* [THE EXERCISE]: Faithfully return all lines, omitting every embedded picture.

* [EXERCISE MATERIALS]:
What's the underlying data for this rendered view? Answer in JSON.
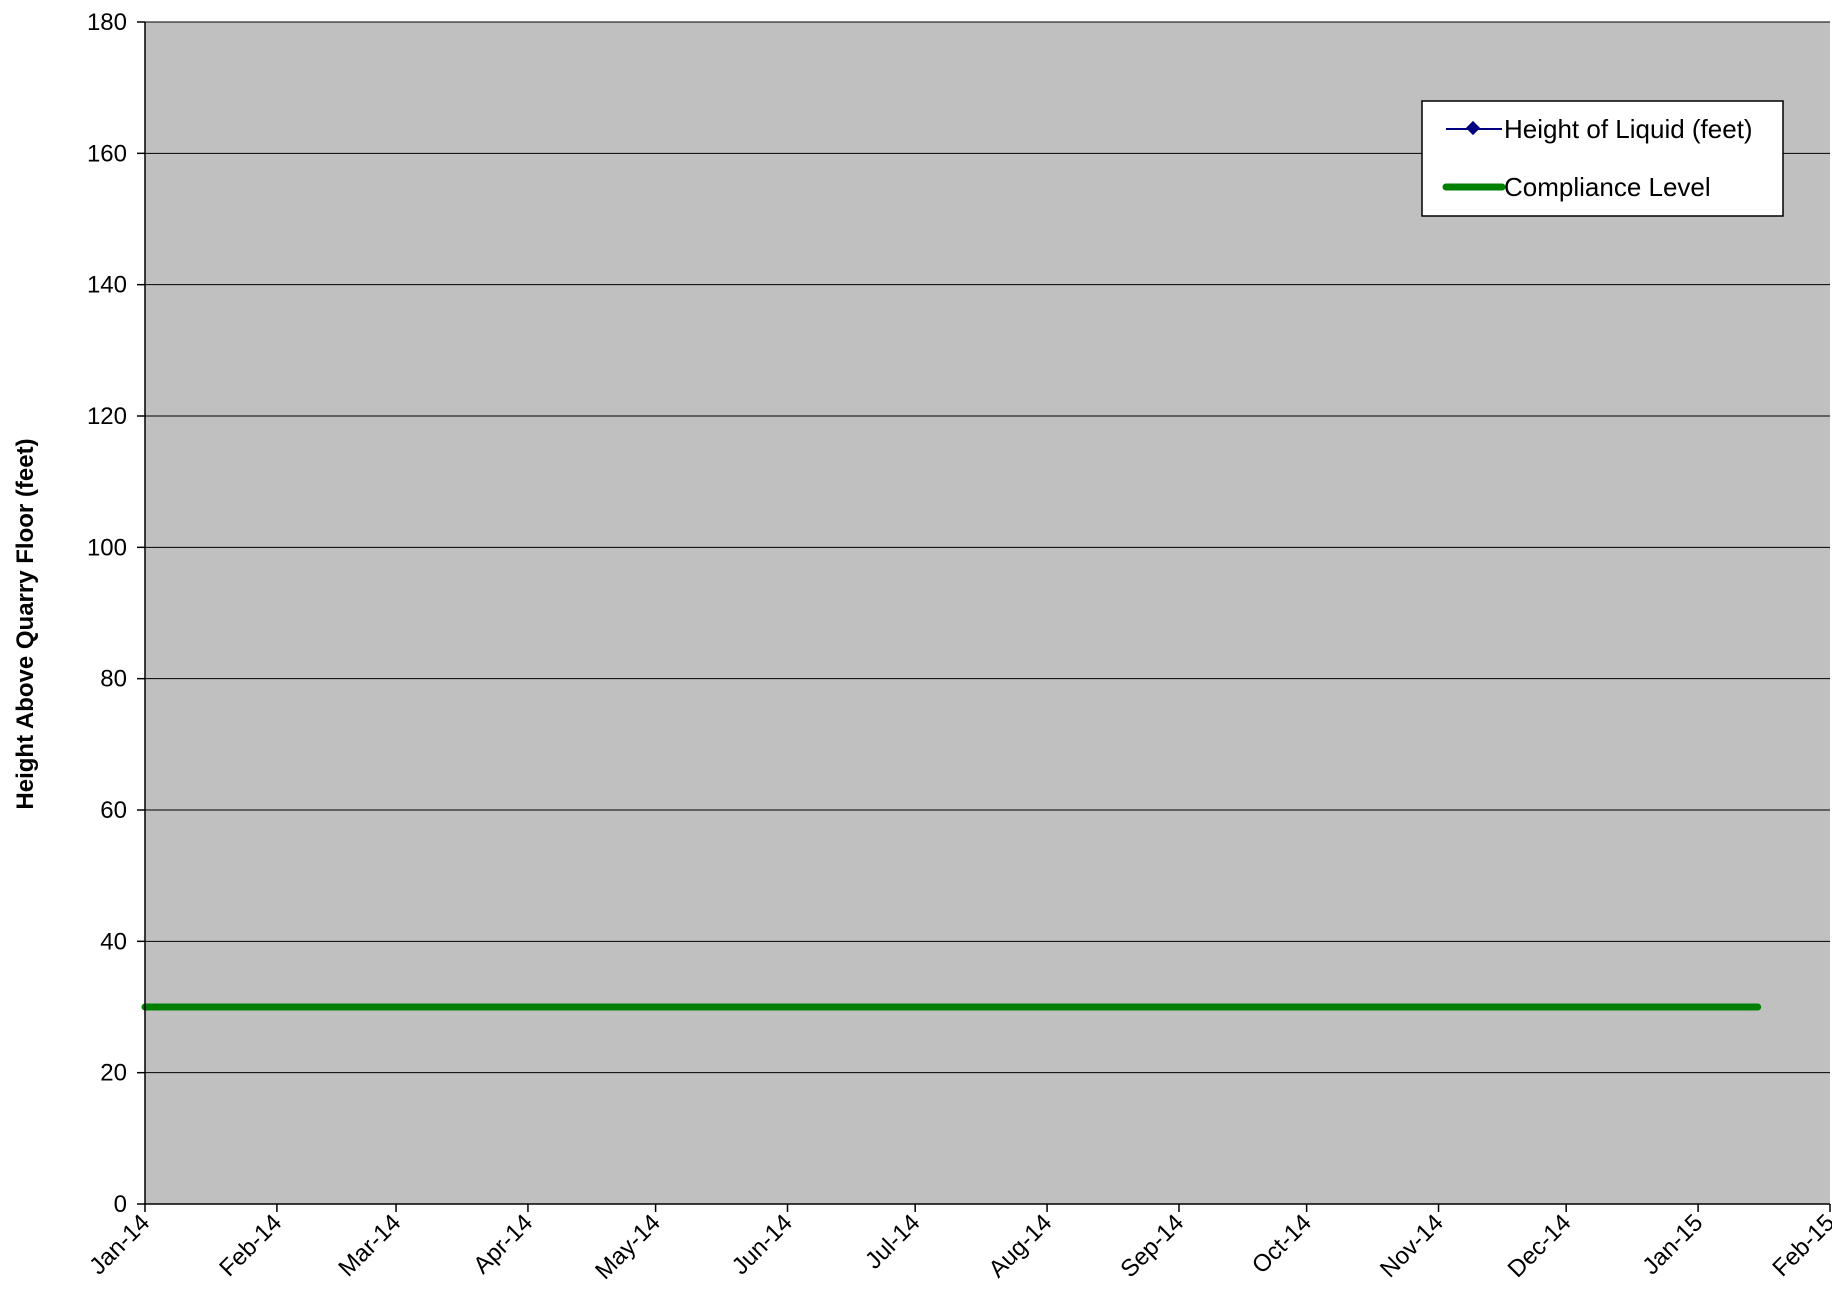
{
  "chart_data": {
    "type": "line",
    "title": "",
    "xlabel": "",
    "ylabel": "Height Above Quarry Floor (feet)",
    "ylim": [
      0,
      180
    ],
    "yticks": [
      0,
      20,
      40,
      60,
      80,
      100,
      120,
      140,
      160,
      180
    ],
    "xlim": [
      "2014-01-01",
      "2015-02-01"
    ],
    "x_tick_labels": [
      "Jan-14",
      "Feb-14",
      "Mar-14",
      "Apr-14",
      "May-14",
      "Jun-14",
      "Jul-14",
      "Aug-14",
      "Sep-14",
      "Oct-14",
      "Nov-14",
      "Dec-14",
      "Jan-15",
      "Feb-15"
    ],
    "x_tick_dates": [
      "2014-01-01",
      "2014-02-01",
      "2014-03-01",
      "2014-04-01",
      "2014-05-01",
      "2014-06-01",
      "2014-07-01",
      "2014-08-01",
      "2014-09-01",
      "2014-10-01",
      "2014-11-01",
      "2014-12-01",
      "2015-01-01",
      "2015-02-01"
    ],
    "grid": true,
    "plot_background": "#c0c0c0",
    "legend_position": "top-right",
    "series": [
      {
        "name": "Height of Liquid (feet)",
        "color": "#000080",
        "marker": "diamond",
        "points": []
      },
      {
        "name": "Compliance Level",
        "color": "#008000",
        "points": [
          {
            "x": "2014-01-01",
            "y": 30
          },
          {
            "x": "2015-01-15",
            "y": 30
          }
        ]
      }
    ]
  }
}
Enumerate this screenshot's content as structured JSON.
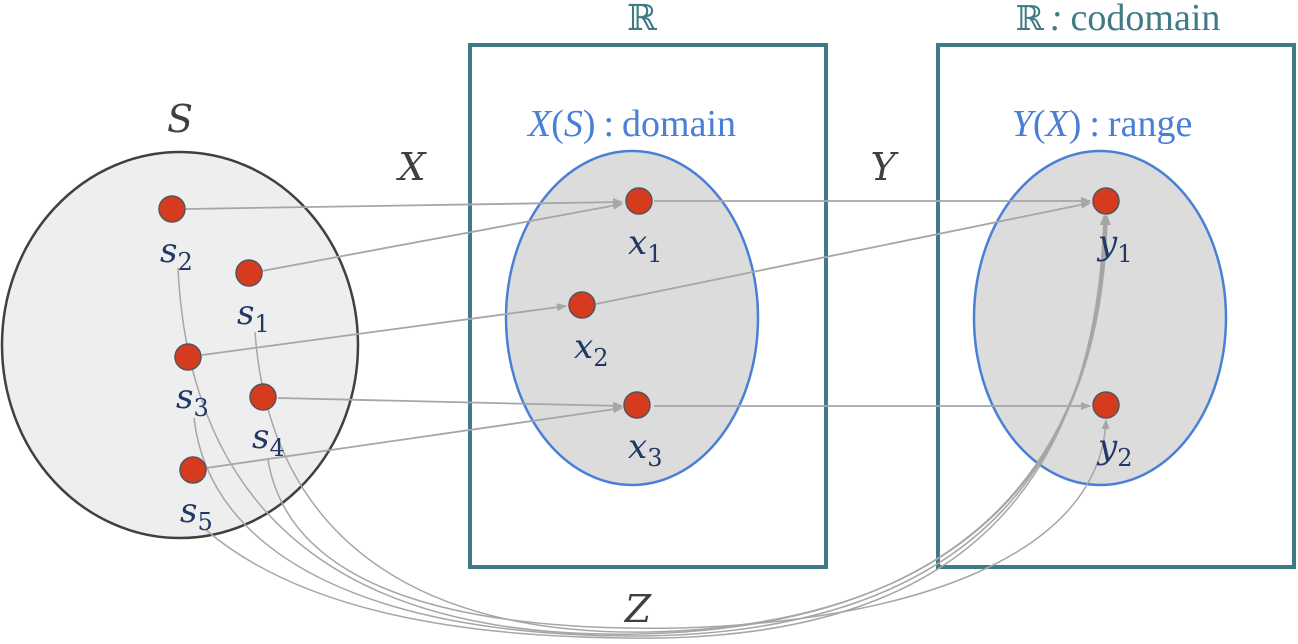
{
  "sets": {
    "sample_space": {
      "label": "S"
    },
    "real_box_1": {
      "label": "ℝ"
    },
    "real_box_2": {
      "label_symbol": "ℝ",
      "label_separator": ":",
      "label_text": "codomain"
    },
    "domain": {
      "label_func": "X",
      "label_arg": "S",
      "label_text": "domain"
    },
    "range": {
      "label_func": "Y",
      "label_arg": "X",
      "label_text": "range"
    }
  },
  "functions": {
    "X": "X",
    "Y": "Y",
    "Z": "Z"
  },
  "elements": {
    "s1": {
      "base": "s",
      "sub": "1"
    },
    "s2": {
      "base": "s",
      "sub": "2"
    },
    "s3": {
      "base": "s",
      "sub": "3"
    },
    "s4": {
      "base": "s",
      "sub": "4"
    },
    "s5": {
      "base": "s",
      "sub": "5"
    },
    "x1": {
      "base": "x",
      "sub": "1"
    },
    "x2": {
      "base": "x",
      "sub": "2"
    },
    "x3": {
      "base": "x",
      "sub": "3"
    },
    "y1": {
      "base": "y",
      "sub": "1"
    },
    "y2": {
      "base": "y",
      "sub": "2"
    }
  },
  "colors": {
    "box_border": "#3e7b84",
    "domain_label": "#4a7fd6",
    "ellipse_border": "#4a7fd6",
    "ellipse_fill": "#dcdcdc",
    "sample_fill": "#eeeeee",
    "sample_border": "#404040",
    "dot_fill": "#d63a1f",
    "element_label": "#1f3864",
    "arrow": "#a6a6a6",
    "function_label": "#404040"
  }
}
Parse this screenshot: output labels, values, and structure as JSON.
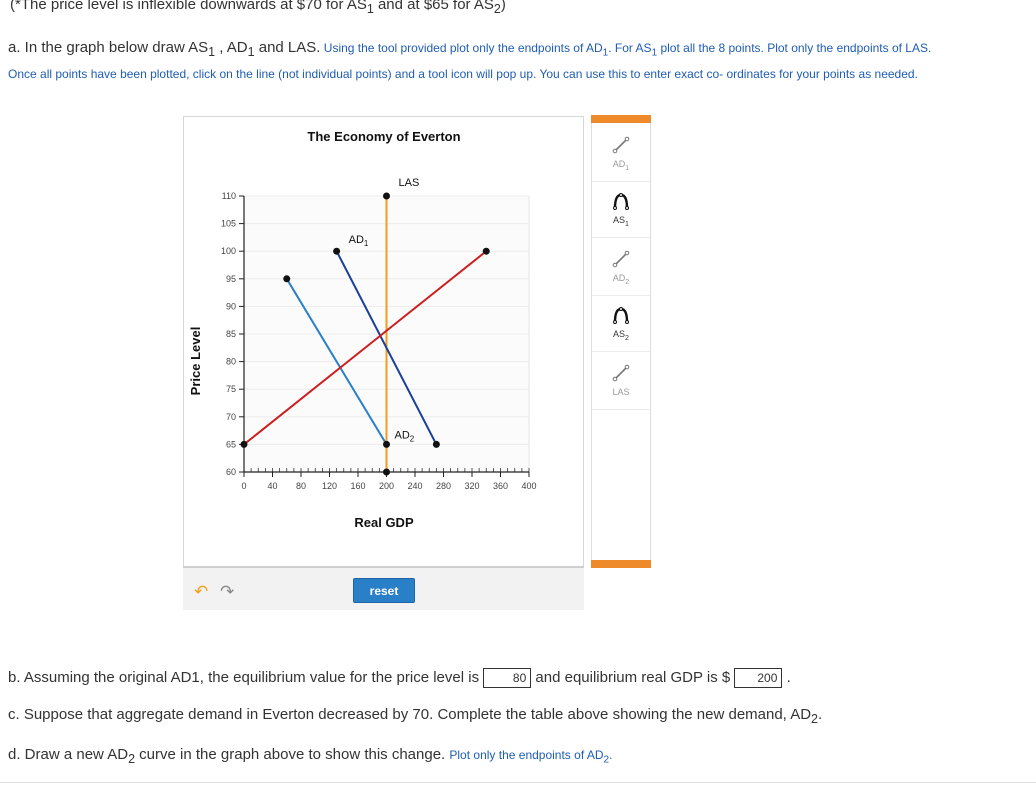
{
  "top_line": {
    "prefix": "(*The price level is inflexible downwards at $70 for AS",
    "sub1": "1",
    "middle": " and at $65 for AS",
    "sub2": "2",
    "suffix": ")"
  },
  "instructions": {
    "part_a_lead": "a. In the graph below draw AS",
    "part_a_sub1": "1",
    "part_a_mid": " , AD",
    "part_a_sub2": "1",
    "part_a_tail": " and LAS.",
    "blue_text_1": " Using the tool provided plot only the endpoints of AD",
    "blue_sub": "1",
    "blue_text_2": ". For AS",
    "blue_sub2": "1",
    "blue_text_3": " plot all the 8 points. Plot only the endpoints of LAS. Once all points have been plotted, click on the line (not individual points) and a tool icon will pop up.  You can use this to enter exact co- ordinates for your points as needed."
  },
  "graph": {
    "title": "The Economy of Everton",
    "xlabel": "Real GDP",
    "ylabel": "Price Level",
    "labels": {
      "las": "LAS",
      "ad1_main": "AD",
      "ad1_sub": "1",
      "ad2_main": "AD",
      "ad2_sub": "2"
    },
    "colors": {
      "las": "#f39c1f",
      "ad1": "#1a3f9a",
      "ad2": "#2a7fc9",
      "as1": "#cc1f1f"
    }
  },
  "chart_data": {
    "type": "line",
    "title": "The Economy of Everton",
    "xlabel": "Real GDP",
    "ylabel": "Price Level",
    "xlim": [
      0,
      400
    ],
    "ylim": [
      60,
      110
    ],
    "x_ticks": [
      0,
      40,
      80,
      120,
      160,
      200,
      240,
      280,
      320,
      360,
      400
    ],
    "y_ticks": [
      60,
      65,
      70,
      75,
      80,
      85,
      90,
      95,
      100,
      105,
      110
    ],
    "series": [
      {
        "name": "LAS",
        "points": [
          [
            200,
            60
          ],
          [
            200,
            110
          ]
        ]
      },
      {
        "name": "AD1",
        "points": [
          [
            130,
            100
          ],
          [
            270,
            65
          ]
        ]
      },
      {
        "name": "AD2",
        "points": [
          [
            60,
            95
          ],
          [
            200,
            65
          ]
        ]
      },
      {
        "name": "AS1",
        "points": [
          [
            0,
            65
          ],
          [
            340,
            100
          ]
        ]
      }
    ]
  },
  "controls": {
    "reset": "reset",
    "undo": "↶",
    "redo": "↷"
  },
  "toolbar": {
    "tools": [
      {
        "main": "AD",
        "sub": "1",
        "kind": "line",
        "active": false
      },
      {
        "main": "AS",
        "sub": "1",
        "kind": "curve",
        "active": true
      },
      {
        "main": "AD",
        "sub": "2",
        "kind": "line",
        "active": false
      },
      {
        "main": "AS",
        "sub": "2",
        "kind": "curve",
        "active": true
      },
      {
        "main": "LAS",
        "sub": "",
        "kind": "line",
        "active": false
      }
    ]
  },
  "questions": {
    "b_lead": "b. Assuming the original AD1, the equilibrium value for the price level is ",
    "b_price": "80",
    "b_mid": " and equilibrium real GDP is $ ",
    "b_gdp": "200",
    "b_end": " .",
    "c_lead": "c. Suppose that aggregate demand in Everton decreased by 70. Complete the table above showing the new demand, AD",
    "c_sub": "2",
    "c_end": ".",
    "d_lead": "d. Draw a new AD",
    "d_sub": "2",
    "d_mid": " curve in the graph above to show this change. ",
    "d_blue": "Plot only the endpoints of AD",
    "d_blue_sub": "2",
    "d_blue_end": "."
  }
}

* [SOLUTION TO THIS PROBLEM]:
What's the underlying data for this rendered view? Answer in JSON.
{
  "chart_data": {
    "type": "line",
    "title": "",
    "xlabel": "",
    "ylabel": "Height Above Quarry Floor (feet)",
    "ylim": [
      0,
      180
    ],
    "yticks": [
      0,
      20,
      40,
      60,
      80,
      100,
      120,
      140,
      160,
      180
    ],
    "xlim": [
      "2014-01-01",
      "2015-02-01"
    ],
    "x_tick_labels": [
      "Jan-14",
      "Feb-14",
      "Mar-14",
      "Apr-14",
      "May-14",
      "Jun-14",
      "Jul-14",
      "Aug-14",
      "Sep-14",
      "Oct-14",
      "Nov-14",
      "Dec-14",
      "Jan-15",
      "Feb-15"
    ],
    "x_tick_dates": [
      "2014-01-01",
      "2014-02-01",
      "2014-03-01",
      "2014-04-01",
      "2014-05-01",
      "2014-06-01",
      "2014-07-01",
      "2014-08-01",
      "2014-09-01",
      "2014-10-01",
      "2014-11-01",
      "2014-12-01",
      "2015-01-01",
      "2015-02-01"
    ],
    "grid": true,
    "plot_background": "#c0c0c0",
    "legend_position": "top-right",
    "series": [
      {
        "name": "Height of Liquid (feet)",
        "color": "#000080",
        "marker": "diamond",
        "points": []
      },
      {
        "name": "Compliance Level",
        "color": "#008000",
        "points": [
          {
            "x": "2014-01-01",
            "y": 30
          },
          {
            "x": "2015-01-15",
            "y": 30
          }
        ]
      }
    ]
  }
}
Enumerate this screenshot's content as structured JSON.
{
  "sets": {
    "sample_space": {
      "label": "S"
    },
    "real_box_1": {
      "label": "ℝ"
    },
    "real_box_2": {
      "label_symbol": "ℝ",
      "label_separator": ":",
      "label_text": "codomain"
    },
    "domain": {
      "label_func": "X",
      "label_arg": "S",
      "label_text": "domain"
    },
    "range": {
      "label_func": "Y",
      "label_arg": "X",
      "label_text": "range"
    }
  },
  "functions": {
    "X": "X",
    "Y": "Y",
    "Z": "Z"
  },
  "elements": {
    "s1": {
      "base": "s",
      "sub": "1"
    },
    "s2": {
      "base": "s",
      "sub": "2"
    },
    "s3": {
      "base": "s",
      "sub": "3"
    },
    "s4": {
      "base": "s",
      "sub": "4"
    },
    "s5": {
      "base": "s",
      "sub": "5"
    },
    "x1": {
      "base": "x",
      "sub": "1"
    },
    "x2": {
      "base": "x",
      "sub": "2"
    },
    "x3": {
      "base": "x",
      "sub": "3"
    },
    "y1": {
      "base": "y",
      "sub": "1"
    },
    "y2": {
      "base": "y",
      "sub": "2"
    }
  },
  "colors": {
    "box_border": "#3e7b84",
    "domain_label": "#4a7fd6",
    "ellipse_border": "#4a7fd6",
    "ellipse_fill": "#dcdcdc",
    "sample_fill": "#eeeeee",
    "sample_border": "#404040",
    "dot_fill": "#d63a1f",
    "element_label": "#1f3864",
    "arrow": "#a6a6a6",
    "function_label": "#404040"
  }
}
Parse this screenshot: output labels, values, and structure as JSON.
{
  "top_line": {
    "prefix": "(*The price level is inflexible downwards at $70 for AS",
    "sub1": "1",
    "middle": " and at $65 for AS",
    "sub2": "2",
    "suffix": ")"
  },
  "instructions": {
    "part_a_lead": "a. In the graph below draw AS",
    "part_a_sub1": "1",
    "part_a_mid": " , AD",
    "part_a_sub2": "1",
    "part_a_tail": " and LAS.",
    "blue_text_1": " Using the tool provided plot only the endpoints of AD",
    "blue_sub": "1",
    "blue_text_2": ". For AS",
    "blue_sub2": "1",
    "blue_text_3": " plot all the 8 points. Plot only the endpoints of LAS. Once all points have been plotted, click on the line (not individual points) and a tool icon will pop up.  You can use this to enter exact co- ordinates for your points as needed."
  },
  "graph": {
    "title": "The Economy of Everton",
    "xlabel": "Real GDP",
    "ylabel": "Price Level",
    "labels": {
      "las": "LAS",
      "ad1_main": "AD",
      "ad1_sub": "1",
      "ad2_main": "AD",
      "ad2_sub": "2"
    },
    "colors": {
      "las": "#f39c1f",
      "ad1": "#1a3f9a",
      "ad2": "#2a7fc9",
      "as1": "#cc1f1f"
    }
  },
  "chart_data": {
    "type": "line",
    "title": "The Economy of Everton",
    "xlabel": "Real GDP",
    "ylabel": "Price Level",
    "xlim": [
      0,
      400
    ],
    "ylim": [
      60,
      110
    ],
    "x_ticks": [
      0,
      40,
      80,
      120,
      160,
      200,
      240,
      280,
      320,
      360,
      400
    ],
    "y_ticks": [
      60,
      65,
      70,
      75,
      80,
      85,
      90,
      95,
      100,
      105,
      110
    ],
    "series": [
      {
        "name": "LAS",
        "points": [
          [
            200,
            60
          ],
          [
            200,
            110
          ]
        ]
      },
      {
        "name": "AD1",
        "points": [
          [
            130,
            100
          ],
          [
            270,
            65
          ]
        ]
      },
      {
        "name": "AD2",
        "points": [
          [
            60,
            95
          ],
          [
            200,
            65
          ]
        ]
      },
      {
        "name": "AS1",
        "points": [
          [
            0,
            65
          ],
          [
            340,
            100
          ]
        ]
      }
    ]
  },
  "controls": {
    "reset": "reset",
    "undo": "↶",
    "redo": "↷"
  },
  "toolbar": {
    "tools": [
      {
        "main": "AD",
        "sub": "1",
        "kind": "line",
        "active": false
      },
      {
        "main": "AS",
        "sub": "1",
        "kind": "curve",
        "active": true
      },
      {
        "main": "AD",
        "sub": "2",
        "kind": "line",
        "active": false
      },
      {
        "main": "AS",
        "sub": "2",
        "kind": "curve",
        "active": true
      },
      {
        "main": "LAS",
        "sub": "",
        "kind": "line",
        "active": false
      }
    ]
  },
  "questions": {
    "b_lead": "b. Assuming the original AD1, the equilibrium value for the price level is ",
    "b_price": "80",
    "b_mid": " and equilibrium real GDP is $ ",
    "b_gdp": "200",
    "b_end": " .",
    "c_lead": "c. Suppose that aggregate demand in Everton decreased by 70. Complete the table above showing the new demand, AD",
    "c_sub": "2",
    "c_end": ".",
    "d_lead": "d. Draw a new AD",
    "d_sub": "2",
    "d_mid": " curve in the graph above to show this change. ",
    "d_blue": "Plot only the endpoints of AD",
    "d_blue_sub": "2",
    "d_blue_end": "."
  }
}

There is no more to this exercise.